PROBLEM >> Output all of the records exactly as written.

-- PROVIDED ENTRIES start --

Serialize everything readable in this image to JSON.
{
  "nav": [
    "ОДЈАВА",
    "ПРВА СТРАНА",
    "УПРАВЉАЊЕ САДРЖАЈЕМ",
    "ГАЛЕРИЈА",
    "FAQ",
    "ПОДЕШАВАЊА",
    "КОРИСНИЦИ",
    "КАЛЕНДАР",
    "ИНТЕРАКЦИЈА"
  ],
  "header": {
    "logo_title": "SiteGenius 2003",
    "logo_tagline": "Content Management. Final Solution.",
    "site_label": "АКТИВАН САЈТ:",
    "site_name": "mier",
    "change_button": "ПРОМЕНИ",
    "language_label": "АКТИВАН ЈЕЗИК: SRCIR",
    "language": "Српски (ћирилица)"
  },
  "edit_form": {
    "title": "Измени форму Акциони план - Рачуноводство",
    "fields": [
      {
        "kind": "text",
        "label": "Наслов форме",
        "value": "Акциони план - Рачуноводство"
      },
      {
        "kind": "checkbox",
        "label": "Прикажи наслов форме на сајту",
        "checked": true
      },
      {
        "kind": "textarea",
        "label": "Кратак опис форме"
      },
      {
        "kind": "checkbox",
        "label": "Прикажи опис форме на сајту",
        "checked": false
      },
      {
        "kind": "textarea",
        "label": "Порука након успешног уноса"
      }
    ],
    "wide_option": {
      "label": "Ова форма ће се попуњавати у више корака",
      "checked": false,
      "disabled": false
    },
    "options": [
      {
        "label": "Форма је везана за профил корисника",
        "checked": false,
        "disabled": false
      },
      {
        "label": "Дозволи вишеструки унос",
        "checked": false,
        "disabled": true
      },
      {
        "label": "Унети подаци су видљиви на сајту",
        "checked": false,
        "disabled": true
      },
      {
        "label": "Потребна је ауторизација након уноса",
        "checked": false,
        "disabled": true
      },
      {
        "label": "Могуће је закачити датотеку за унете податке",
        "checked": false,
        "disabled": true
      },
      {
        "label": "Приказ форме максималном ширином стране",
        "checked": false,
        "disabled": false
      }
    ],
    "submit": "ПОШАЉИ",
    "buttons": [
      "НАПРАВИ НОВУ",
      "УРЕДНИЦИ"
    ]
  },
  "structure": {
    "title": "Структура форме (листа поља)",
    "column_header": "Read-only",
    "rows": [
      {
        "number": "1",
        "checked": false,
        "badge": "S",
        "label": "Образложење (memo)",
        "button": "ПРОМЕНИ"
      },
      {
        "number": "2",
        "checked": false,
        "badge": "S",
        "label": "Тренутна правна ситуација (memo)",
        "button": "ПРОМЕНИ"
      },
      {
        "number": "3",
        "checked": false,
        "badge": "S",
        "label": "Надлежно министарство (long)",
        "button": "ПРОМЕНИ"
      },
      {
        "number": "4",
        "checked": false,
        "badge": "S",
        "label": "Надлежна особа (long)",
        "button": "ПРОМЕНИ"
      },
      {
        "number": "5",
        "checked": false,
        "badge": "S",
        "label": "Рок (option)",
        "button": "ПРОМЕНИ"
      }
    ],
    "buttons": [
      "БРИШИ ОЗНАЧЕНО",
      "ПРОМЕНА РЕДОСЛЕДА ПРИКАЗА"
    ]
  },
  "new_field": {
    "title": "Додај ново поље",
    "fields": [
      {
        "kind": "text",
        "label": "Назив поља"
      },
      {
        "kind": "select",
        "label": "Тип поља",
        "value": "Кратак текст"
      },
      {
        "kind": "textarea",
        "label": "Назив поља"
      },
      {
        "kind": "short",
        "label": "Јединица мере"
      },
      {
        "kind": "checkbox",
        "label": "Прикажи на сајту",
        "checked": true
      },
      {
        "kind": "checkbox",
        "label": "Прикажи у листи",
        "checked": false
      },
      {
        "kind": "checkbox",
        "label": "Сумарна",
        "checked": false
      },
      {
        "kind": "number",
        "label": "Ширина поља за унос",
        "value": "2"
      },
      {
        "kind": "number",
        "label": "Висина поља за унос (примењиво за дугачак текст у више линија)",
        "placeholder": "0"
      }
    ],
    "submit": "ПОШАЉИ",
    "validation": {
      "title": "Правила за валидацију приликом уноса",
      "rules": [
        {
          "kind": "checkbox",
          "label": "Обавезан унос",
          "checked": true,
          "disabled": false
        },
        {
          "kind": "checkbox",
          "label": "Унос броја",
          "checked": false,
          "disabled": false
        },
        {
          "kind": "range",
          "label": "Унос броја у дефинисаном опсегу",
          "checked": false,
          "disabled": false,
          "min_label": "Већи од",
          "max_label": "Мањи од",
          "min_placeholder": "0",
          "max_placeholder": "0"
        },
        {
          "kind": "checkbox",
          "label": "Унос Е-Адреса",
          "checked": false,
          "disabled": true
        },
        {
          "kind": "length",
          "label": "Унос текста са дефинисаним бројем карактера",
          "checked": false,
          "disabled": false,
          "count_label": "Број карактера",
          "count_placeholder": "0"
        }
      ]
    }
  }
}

-- PROVIDED ENTRIES end --

EXERCISE OUTPUT >>
Serialize everything readable in this image to JSON.
{
  "nav": [
    "ОДЈАВА",
    "ПРВА СТРАНА",
    "УПРАВЉАЊЕ САДРЖАЈЕМ",
    "ГАЛЕРИЈА",
    "FAQ",
    "ПОДЕШАВАЊА",
    "КОРИСНИЦИ",
    "КАЛЕНДАР",
    "ИНТЕРАКЦИЈА"
  ],
  "header": {
    "logo_title": "SiteGenius 2003",
    "logo_tagline": "Content Management. Final Solution.",
    "site_label": "АКТИВАН САЈТ:",
    "site_name": "mier",
    "change_button": "ПРОМЕНИ",
    "language_label": "АКТИВАН ЈЕЗИК: SRCIR",
    "language": "Српски (ћирилица)"
  },
  "edit_form": {
    "title": "Измени форму Акциони план - Рачуноводство",
    "fields": [
      {
        "kind": "text",
        "label": "Наслов форме",
        "value": "Акциони план - Рачуноводство"
      },
      {
        "kind": "checkbox",
        "label": "Прикажи наслов форме на сајту",
        "checked": true
      },
      {
        "kind": "textarea",
        "label": "Кратак опис форме"
      },
      {
        "kind": "checkbox",
        "label": "Прикажи опис форме на сајту",
        "checked": false
      },
      {
        "kind": "textarea",
        "label": "Порука након успешног уноса"
      }
    ],
    "wide_option": {
      "label": "Ова форма ће се попуњавати у више корака",
      "checked": false,
      "disabled": false
    },
    "options": [
      {
        "label": "Форма је везана за профил корисника",
        "checked": false,
        "disabled": false
      },
      {
        "label": "Дозволи вишеструки унос",
        "checked": false,
        "disabled": true
      },
      {
        "label": "Унети подаци су видљиви на сајту",
        "checked": false,
        "disabled": true
      },
      {
        "label": "Потребна је ауторизација након уноса",
        "checked": false,
        "disabled": true
      },
      {
        "label": "Могуће је закачити датотеку за унете податке",
        "checked": false,
        "disabled": true
      },
      {
        "label": "Приказ форме максималном ширином стране",
        "checked": false,
        "disabled": false
      }
    ],
    "submit": "ПОШАЉИ",
    "buttons": [
      "НАПРАВИ НОВУ",
      "УРЕДНИЦИ"
    ]
  },
  "structure": {
    "title": "Структура форме (листа поља)",
    "column_header": "Read-only",
    "rows": [
      {
        "number": "1",
        "checked": false,
        "badge": "S",
        "label": "Образложење (memo)",
        "button": "ПРОМЕНИ"
      },
      {
        "number": "2",
        "checked": false,
        "badge": "S",
        "label": "Тренутна правна ситуација (memo)",
        "button": "ПРОМЕНИ"
      },
      {
        "number": "3",
        "checked": false,
        "badge": "S",
        "label": "Надлежно министарство (long)",
        "button": "ПРОМЕНИ"
      },
      {
        "number": "4",
        "checked": false,
        "badge": "S",
        "label": "Надлежна особа (long)",
        "button": "ПРОМЕНИ"
      },
      {
        "number": "5",
        "checked": false,
        "badge": "S",
        "label": "Рок (option)",
        "button": "ПРОМЕНИ"
      }
    ],
    "buttons": [
      "БРИШИ ОЗНАЧЕНО",
      "ПРОМЕНА РЕДОСЛЕДА ПРИКАЗА"
    ]
  },
  "new_field": {
    "title": "Додај ново поље",
    "fields": [
      {
        "kind": "text",
        "label": "Назив поља"
      },
      {
        "kind": "select",
        "label": "Тип поља",
        "value": "Кратак текст"
      },
      {
        "kind": "textarea",
        "label": "Назив поља"
      },
      {
        "kind": "short",
        "label": "Јединица мере"
      },
      {
        "kind": "checkbox",
        "label": "Прикажи на сајту",
        "checked": true
      },
      {
        "kind": "checkbox",
        "label": "Прикажи у листи",
        "checked": false
      },
      {
        "kind": "checkbox",
        "label": "Сумарна",
        "checked": false
      },
      {
        "kind": "number",
        "label": "Ширина поља за унос",
        "value": "2"
      },
      {
        "kind": "number",
        "label": "Висина поља за унос (примењиво за дугачак текст у више линија)",
        "placeholder": "0"
      }
    ],
    "submit": "ПОШАЉИ",
    "validation": {
      "title": "Правила за валидацију приликом уноса",
      "rules": [
        {
          "kind": "checkbox",
          "label": "Обавезан унос",
          "checked": true,
          "disabled": false
        },
        {
          "kind": "checkbox",
          "label": "Унос броја",
          "checked": false,
          "disabled": false
        },
        {
          "kind": "range",
          "label": "Унос броја у дефинисаном опсегу",
          "checked": false,
          "disabled": false,
          "min_label": "Већи од",
          "max_label": "Мањи од",
          "min_placeholder": "0",
          "max_placeholder": "0"
        },
        {
          "kind": "checkbox",
          "label": "Унос Е-Адреса",
          "checked": false,
          "disabled": true
        },
        {
          "kind": "length",
          "label": "Унос текста са дефинисаним бројем карактера",
          "checked": false,
          "disabled": false,
          "count_label": "Број карактера",
          "count_placeholder": "0"
        }
      ]
    }
  }
}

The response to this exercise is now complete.